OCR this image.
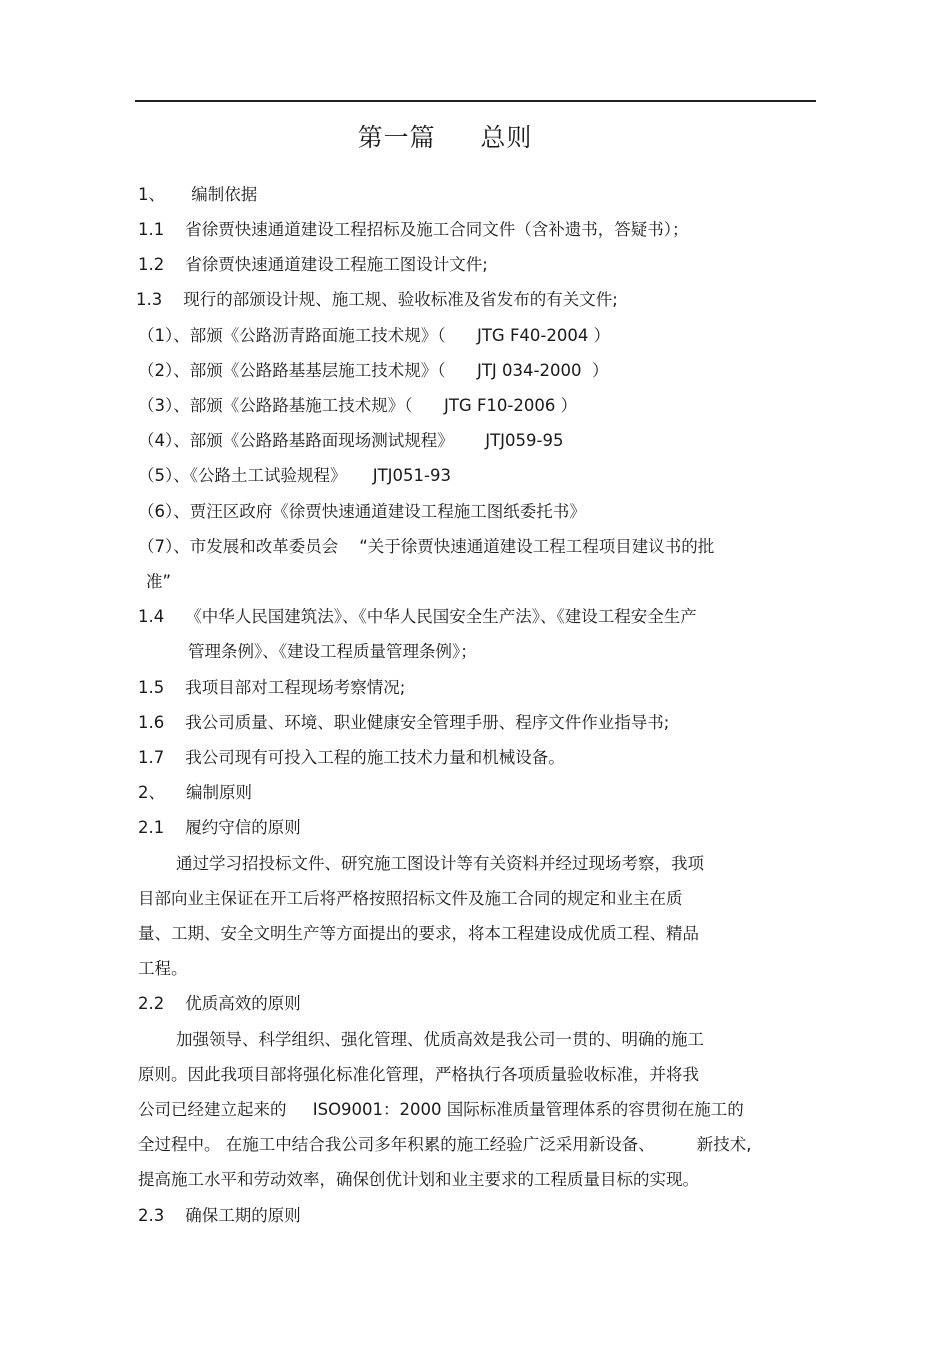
第一篇     总则
1、     编制依据
1.1    省徐贾快速通道建设工程招标及施工合同文件（含补遗书，答疑书）；
1.2    省徐贾快速通道建设工程施工图设计文件;
1.3    现行的部颁设计规、施工规、验收标准及省发布的有关文件;
（1）、部颁《公路沥青路面施工技术规》（      JTG F40-2004 ）
（2）、部颁《公路路基基层施工技术规》（      JTJ 034-2000  ）
（3）、部颁《公路路基施工技术规》（      JTG F10-2006 ）
（4）、部颁《公路路基路面现场测试规程》      JTJ059-95
（5）、《公路土工试验规程》     JTJ051-93
（6）、贾汪区政府《徐贾快速通道建设工程施工图纸委托书》
（7）、市发展和改革委员会    “关于徐贾快速通道建设工程工程项目建议书的批
准”
1.4    《中华人民国建筑法》、《中华人民国安全生产法》、《建设工程安全生产
管理条例》、《建设工程质量管理条例》；
1.5    我项目部对工程现场考察情况;
1.6    我公司质量、环境、职业健康安全管理手册、程序文件作业指导书;
1.7    我公司现有可投入工程的施工技术力量和机械设备。
2、    编制原则
2.1    履约守信的原则
通过学习招投标文件、研究施工图设计等有关资料并经过现场考察，我项
目部向业主保证在开工后将严格按照招标文件及施工合同的规定和业主在质
量、工期、安全文明生产等方面提出的要求，将本工程建设成优质工程、精品
工程。
2.2    优质高效的原则
加强领导、科学组织、强化管理、优质高效是我公司一贯的、明确的施工
原则。因此我项目部将强化标准化管理，严格执行各项质量验收标准，并将我
公司已经建立起来的     ISO9001：2000 国际标准质量管理体系的容贯彻在施工的
全过程中。 在施工中结合我公司多年积累的施工经验广泛采用新设备、        新技术,
提高施工水平和劳动效率，确保创优计划和业主要求的工程质量目标的实现。
2.3    确保工期的原则
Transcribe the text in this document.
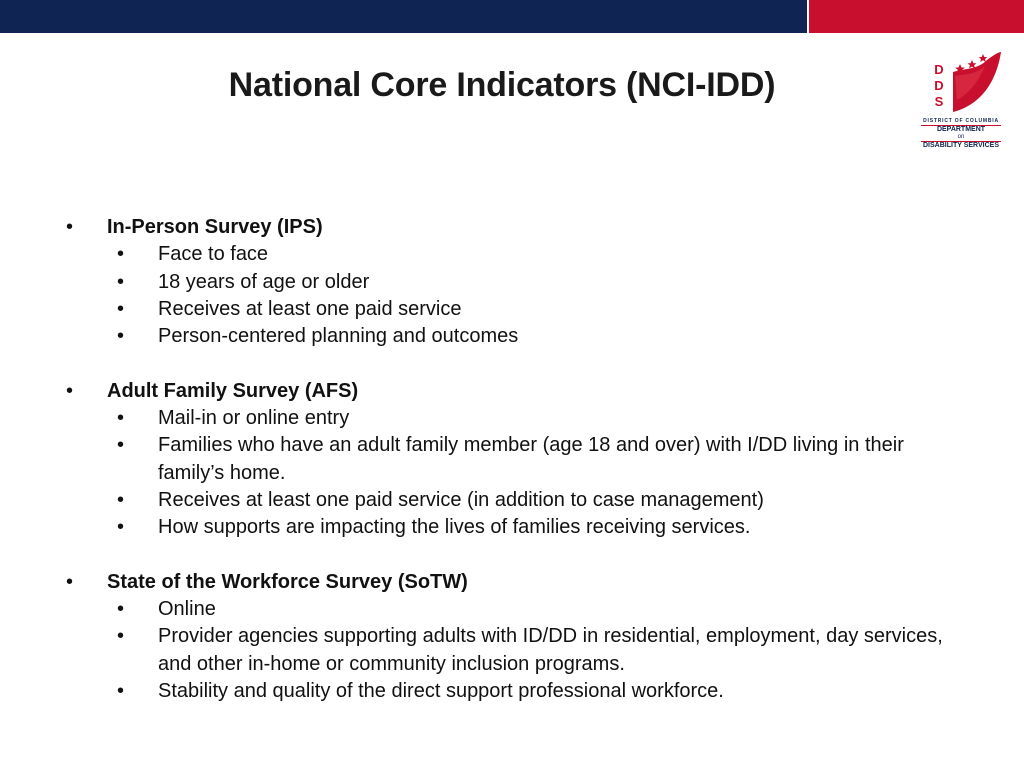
National Core Indicators (NCI-IDD)	D
D
S
DISTRICT OF COLUMBIA
DEPARTMENT
on
DISABILITY SERVICES
• In-Person Survey (IPS)
• Face to face
• 18 years of age or older
• Receives at least one paid service
• Person-centered planning and outcomes
• Adult Family Survey (AFS)
• Mail-in or online entry
• Families who have an adult family member (age 18 and over) with I/DD living in their family’s home.
• Receives at least one paid service (in addition to case management)
• How supports are impacting the lives of families receiving services.
• State of the Workforce Survey (SoTW)
• Online
• Provider agencies supporting adults with ID/DD in residential, employment, day services, and other in-home or community inclusion programs.
• Stability and quality of the direct support professional workforce.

**Work to do**
Identify the lines of the data that contain the word "Survey". Copy each of them.

**Expected answer**
• In-Person Survey (IPS)
• Adult Family Survey (AFS)
• State of the Workforce Survey (SoTW)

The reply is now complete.